— start The input —

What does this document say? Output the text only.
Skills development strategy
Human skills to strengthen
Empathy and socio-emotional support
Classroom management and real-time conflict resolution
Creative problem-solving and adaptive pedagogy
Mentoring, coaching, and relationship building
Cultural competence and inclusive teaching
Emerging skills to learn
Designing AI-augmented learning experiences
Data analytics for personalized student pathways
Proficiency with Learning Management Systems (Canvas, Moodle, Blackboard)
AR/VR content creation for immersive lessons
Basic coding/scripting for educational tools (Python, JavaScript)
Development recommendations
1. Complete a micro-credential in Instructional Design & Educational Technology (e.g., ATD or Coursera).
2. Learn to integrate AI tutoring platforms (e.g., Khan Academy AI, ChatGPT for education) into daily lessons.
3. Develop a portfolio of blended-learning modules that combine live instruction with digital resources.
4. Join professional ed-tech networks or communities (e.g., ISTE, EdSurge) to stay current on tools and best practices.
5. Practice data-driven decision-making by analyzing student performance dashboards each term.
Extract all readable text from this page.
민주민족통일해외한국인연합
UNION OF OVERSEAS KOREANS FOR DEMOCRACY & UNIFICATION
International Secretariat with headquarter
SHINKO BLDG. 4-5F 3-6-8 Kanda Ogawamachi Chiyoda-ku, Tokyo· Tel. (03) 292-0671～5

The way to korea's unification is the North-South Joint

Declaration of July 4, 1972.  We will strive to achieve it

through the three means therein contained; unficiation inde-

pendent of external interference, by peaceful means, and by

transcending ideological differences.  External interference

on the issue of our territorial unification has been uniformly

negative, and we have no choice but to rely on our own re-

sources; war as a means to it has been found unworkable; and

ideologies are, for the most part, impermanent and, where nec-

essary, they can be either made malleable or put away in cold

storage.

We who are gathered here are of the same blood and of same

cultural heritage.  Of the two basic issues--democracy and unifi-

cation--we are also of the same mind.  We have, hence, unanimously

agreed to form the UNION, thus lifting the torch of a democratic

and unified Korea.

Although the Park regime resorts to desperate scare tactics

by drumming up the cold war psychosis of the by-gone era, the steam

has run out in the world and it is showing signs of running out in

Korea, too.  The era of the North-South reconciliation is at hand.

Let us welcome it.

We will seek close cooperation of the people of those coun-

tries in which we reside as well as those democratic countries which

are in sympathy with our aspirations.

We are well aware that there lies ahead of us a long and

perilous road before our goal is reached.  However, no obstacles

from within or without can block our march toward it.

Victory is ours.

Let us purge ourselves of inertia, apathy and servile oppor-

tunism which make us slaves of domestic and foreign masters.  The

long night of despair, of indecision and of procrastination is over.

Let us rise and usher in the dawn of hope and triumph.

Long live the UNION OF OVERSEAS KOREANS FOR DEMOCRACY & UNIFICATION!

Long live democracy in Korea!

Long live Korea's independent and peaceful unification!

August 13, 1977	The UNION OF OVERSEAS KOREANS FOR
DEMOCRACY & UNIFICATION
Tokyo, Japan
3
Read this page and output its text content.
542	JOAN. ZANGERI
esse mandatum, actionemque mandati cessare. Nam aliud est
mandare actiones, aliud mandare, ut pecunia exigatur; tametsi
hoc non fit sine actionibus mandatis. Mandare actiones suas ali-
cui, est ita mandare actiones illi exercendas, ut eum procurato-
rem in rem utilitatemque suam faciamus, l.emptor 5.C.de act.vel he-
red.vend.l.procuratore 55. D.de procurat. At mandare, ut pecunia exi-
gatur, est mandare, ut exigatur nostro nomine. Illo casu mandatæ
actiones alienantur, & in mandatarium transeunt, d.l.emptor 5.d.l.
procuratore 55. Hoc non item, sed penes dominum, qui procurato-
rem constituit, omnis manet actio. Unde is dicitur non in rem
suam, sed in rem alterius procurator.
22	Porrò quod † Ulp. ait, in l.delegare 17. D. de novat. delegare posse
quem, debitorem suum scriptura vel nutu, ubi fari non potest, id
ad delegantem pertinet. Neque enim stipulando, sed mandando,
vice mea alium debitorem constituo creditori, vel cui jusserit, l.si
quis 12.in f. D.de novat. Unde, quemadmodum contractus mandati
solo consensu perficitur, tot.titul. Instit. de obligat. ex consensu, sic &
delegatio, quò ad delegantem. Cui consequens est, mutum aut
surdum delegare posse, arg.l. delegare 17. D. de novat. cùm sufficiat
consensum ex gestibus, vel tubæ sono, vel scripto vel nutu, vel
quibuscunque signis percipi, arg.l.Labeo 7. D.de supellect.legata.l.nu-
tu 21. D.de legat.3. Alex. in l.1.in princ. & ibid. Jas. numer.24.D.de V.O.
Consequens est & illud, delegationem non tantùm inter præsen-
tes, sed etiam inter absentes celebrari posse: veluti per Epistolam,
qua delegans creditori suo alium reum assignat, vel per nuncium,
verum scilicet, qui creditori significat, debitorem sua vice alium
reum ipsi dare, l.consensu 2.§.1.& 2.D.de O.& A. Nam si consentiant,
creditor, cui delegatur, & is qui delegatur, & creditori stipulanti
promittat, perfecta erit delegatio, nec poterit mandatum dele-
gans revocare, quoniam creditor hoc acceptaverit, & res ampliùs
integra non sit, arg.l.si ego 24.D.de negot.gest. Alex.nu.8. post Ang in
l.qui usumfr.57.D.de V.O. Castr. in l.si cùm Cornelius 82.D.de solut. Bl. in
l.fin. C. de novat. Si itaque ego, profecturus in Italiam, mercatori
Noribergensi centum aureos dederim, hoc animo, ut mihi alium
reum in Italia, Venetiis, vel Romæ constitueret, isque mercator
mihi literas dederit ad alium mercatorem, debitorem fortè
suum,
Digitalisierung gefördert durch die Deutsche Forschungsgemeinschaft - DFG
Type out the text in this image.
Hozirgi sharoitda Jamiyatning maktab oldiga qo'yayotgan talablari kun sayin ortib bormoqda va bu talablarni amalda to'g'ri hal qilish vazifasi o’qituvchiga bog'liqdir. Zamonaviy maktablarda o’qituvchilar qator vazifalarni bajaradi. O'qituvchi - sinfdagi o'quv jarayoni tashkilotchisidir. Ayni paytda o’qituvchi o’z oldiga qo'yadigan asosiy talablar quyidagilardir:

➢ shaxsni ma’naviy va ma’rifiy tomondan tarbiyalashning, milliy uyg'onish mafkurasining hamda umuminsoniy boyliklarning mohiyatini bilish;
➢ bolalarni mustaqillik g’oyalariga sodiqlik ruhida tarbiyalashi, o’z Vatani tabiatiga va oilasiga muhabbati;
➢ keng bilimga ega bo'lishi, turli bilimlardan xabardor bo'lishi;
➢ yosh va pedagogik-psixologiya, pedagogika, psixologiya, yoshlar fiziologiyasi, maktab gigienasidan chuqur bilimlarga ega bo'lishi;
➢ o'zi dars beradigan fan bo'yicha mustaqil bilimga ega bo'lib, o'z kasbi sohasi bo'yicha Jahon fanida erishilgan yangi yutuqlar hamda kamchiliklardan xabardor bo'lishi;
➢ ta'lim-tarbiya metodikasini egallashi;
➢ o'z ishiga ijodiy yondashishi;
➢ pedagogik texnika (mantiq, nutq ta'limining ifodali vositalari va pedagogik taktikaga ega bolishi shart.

— end The input —

→ What to produce
Transcribe all entries exactly as they are given.

→ Result of this exercise
What does this document say? Output the text only.
Skills development strategy
Human skills to strengthen
Empathy and socio-emotional support
Classroom management and real-time conflict resolution
Creative problem-solving and adaptive pedagogy
Mentoring, coaching, and relationship building
Cultural competence and inclusive teaching
Emerging skills to learn
Designing AI-augmented learning experiences
Data analytics for personalized student pathways
Proficiency with Learning Management Systems (Canvas, Moodle, Blackboard)
AR/VR content creation for immersive lessons
Basic coding/scripting for educational tools (Python, JavaScript)
Development recommendations
1. Complete a micro-credential in Instructional Design & Educational Technology (e.g., ATD or Coursera).
2. Learn to integrate AI tutoring platforms (e.g., Khan Academy AI, ChatGPT for education) into daily lessons.
3. Develop a portfolio of blended-learning modules that combine live instruction with digital resources.
4. Join professional ed-tech networks or communities (e.g., ISTE, EdSurge) to stay current on tools and best practices.
5. Practice data-driven decision-making by analyzing student performance dashboards each term.
Extract all readable text from this page.
민주민족통일해외한국인연합
UNION OF OVERSEAS KOREANS FOR DEMOCRACY & UNIFICATION
International Secretariat with headquarter
SHINKO BLDG. 4-5F 3-6-8 Kanda Ogawamachi Chiyoda-ku, Tokyo· Tel. (03) 292-0671～5

The way to korea's unification is the North-South Joint

Declaration of July 4, 1972.  We will strive to achieve it

through the three means therein contained; unficiation inde-

pendent of external interference, by peaceful means, and by

transcending ideological differences.  External interference

on the issue of our territorial unification has been uniformly

negative, and we have no choice but to rely on our own re-

sources; war as a means to it has been found unworkable; and

ideologies are, for the most part, impermanent and, where nec-

essary, they can be either made malleable or put away in cold

storage.

We who are gathered here are of the same blood and of same

cultural heritage.  Of the two basic issues--democracy and unifi-

cation--we are also of the same mind.  We have, hence, unanimously

agreed to form the UNION, thus lifting the torch of a democratic

and unified Korea.

Although the Park regime resorts to desperate scare tactics

by drumming up the cold war psychosis of the by-gone era, the steam

has run out in the world and it is showing signs of running out in

Korea, too.  The era of the North-South reconciliation is at hand.

Let us welcome it.

We will seek close cooperation of the people of those coun-

tries in which we reside as well as those democratic countries which

are in sympathy with our aspirations.

We are well aware that there lies ahead of us a long and

perilous road before our goal is reached.  However, no obstacles

from within or without can block our march toward it.

Victory is ours.

Let us purge ourselves of inertia, apathy and servile oppor-

tunism which make us slaves of domestic and foreign masters.  The

long night of despair, of indecision and of procrastination is over.

Let us rise and usher in the dawn of hope and triumph.

Long live the UNION OF OVERSEAS KOREANS FOR DEMOCRACY & UNIFICATION!

Long live democracy in Korea!

Long live Korea's independent and peaceful unification!

August 13, 1977	The UNION OF OVERSEAS KOREANS FOR
DEMOCRACY & UNIFICATION
Tokyo, Japan
3
Read this page and output its text content.
542	JOAN. ZANGERI
esse mandatum, actionemque mandati cessare. Nam aliud est
mandare actiones, aliud mandare, ut pecunia exigatur; tametsi
hoc non fit sine actionibus mandatis. Mandare actiones suas ali-
cui, est ita mandare actiones illi exercendas, ut eum procurato-
rem in rem utilitatemque suam faciamus, l.emptor 5.C.de act.vel he-
red.vend.l.procuratore 55. D.de procurat. At mandare, ut pecunia exi-
gatur, est mandare, ut exigatur nostro nomine. Illo casu mandatæ
actiones alienantur, & in mandatarium transeunt, d.l.emptor 5.d.l.
procuratore 55. Hoc non item, sed penes dominum, qui procurato-
rem constituit, omnis manet actio. Unde is dicitur non in rem
suam, sed in rem alterius procurator.
22	Porrò quod † Ulp. ait, in l.delegare 17. D. de novat. delegare posse
quem, debitorem suum scriptura vel nutu, ubi fari non potest, id
ad delegantem pertinet. Neque enim stipulando, sed mandando,
vice mea alium debitorem constituo creditori, vel cui jusserit, l.si
quis 12.in f. D.de novat. Unde, quemadmodum contractus mandati
solo consensu perficitur, tot.titul. Instit. de obligat. ex consensu, sic &
delegatio, quò ad delegantem. Cui consequens est, mutum aut
surdum delegare posse, arg.l. delegare 17. D. de novat. cùm sufficiat
consensum ex gestibus, vel tubæ sono, vel scripto vel nutu, vel
quibuscunque signis percipi, arg.l.Labeo 7. D.de supellect.legata.l.nu-
tu 21. D.de legat.3. Alex. in l.1.in princ. & ibid. Jas. numer.24.D.de V.O.
Consequens est & illud, delegationem non tantùm inter præsen-
tes, sed etiam inter absentes celebrari posse: veluti per Epistolam,
qua delegans creditori suo alium reum assignat, vel per nuncium,
verum scilicet, qui creditori significat, debitorem sua vice alium
reum ipsi dare, l.consensu 2.§.1.& 2.D.de O.& A. Nam si consentiant,
creditor, cui delegatur, & is qui delegatur, & creditori stipulanti
promittat, perfecta erit delegatio, nec poterit mandatum dele-
gans revocare, quoniam creditor hoc acceptaverit, & res ampliùs
integra non sit, arg.l.si ego 24.D.de negot.gest. Alex.nu.8. post Ang in
l.qui usumfr.57.D.de V.O. Castr. in l.si cùm Cornelius 82.D.de solut. Bl. in
l.fin. C. de novat. Si itaque ego, profecturus in Italiam, mercatori
Noribergensi centum aureos dederim, hoc animo, ut mihi alium
reum in Italia, Venetiis, vel Romæ constitueret, isque mercator
mihi literas dederit ad alium mercatorem, debitorem fortè
suum,
Digitalisierung gefördert durch die Deutsche Forschungsgemeinschaft - DFG
Type out the text in this image.
Hozirgi sharoitda Jamiyatning maktab oldiga qo'yayotgan talablari kun sayin ortib bormoqda va bu talablarni amalda to'g'ri hal qilish vazifasi o’qituvchiga bog'liqdir. Zamonaviy maktablarda o’qituvchilar qator vazifalarni bajaradi. O'qituvchi - sinfdagi o'quv jarayoni tashkilotchisidir. Ayni paytda o’qituvchi o’z oldiga qo'yadigan asosiy talablar quyidagilardir:

➢ shaxsni ma’naviy va ma’rifiy tomondan tarbiyalashning, milliy uyg'onish mafkurasining hamda umuminsoniy boyliklarning mohiyatini bilish;
➢ bolalarni mustaqillik g’oyalariga sodiqlik ruhida tarbiyalashi, o’z Vatani tabiatiga va oilasiga muhabbati;
➢ keng bilimga ega bo'lishi, turli bilimlardan xabardor bo'lishi;
➢ yosh va pedagogik-psixologiya, pedagogika, psixologiya, yoshlar fiziologiyasi, maktab gigienasidan chuqur bilimlarga ega bo'lishi;
➢ o'zi dars beradigan fan bo'yicha mustaqil bilimga ega bo'lib, o'z kasbi sohasi bo'yicha Jahon fanida erishilgan yangi yutuqlar hamda kamchiliklardan xabardor bo'lishi;
➢ ta'lim-tarbiya metodikasini egallashi;
➢ o'z ishiga ijodiy yondashishi;
➢ pedagogik texnika (mantiq, nutq ta'limining ifodali vositalari va pedagogik taktikaga ega bolishi shart.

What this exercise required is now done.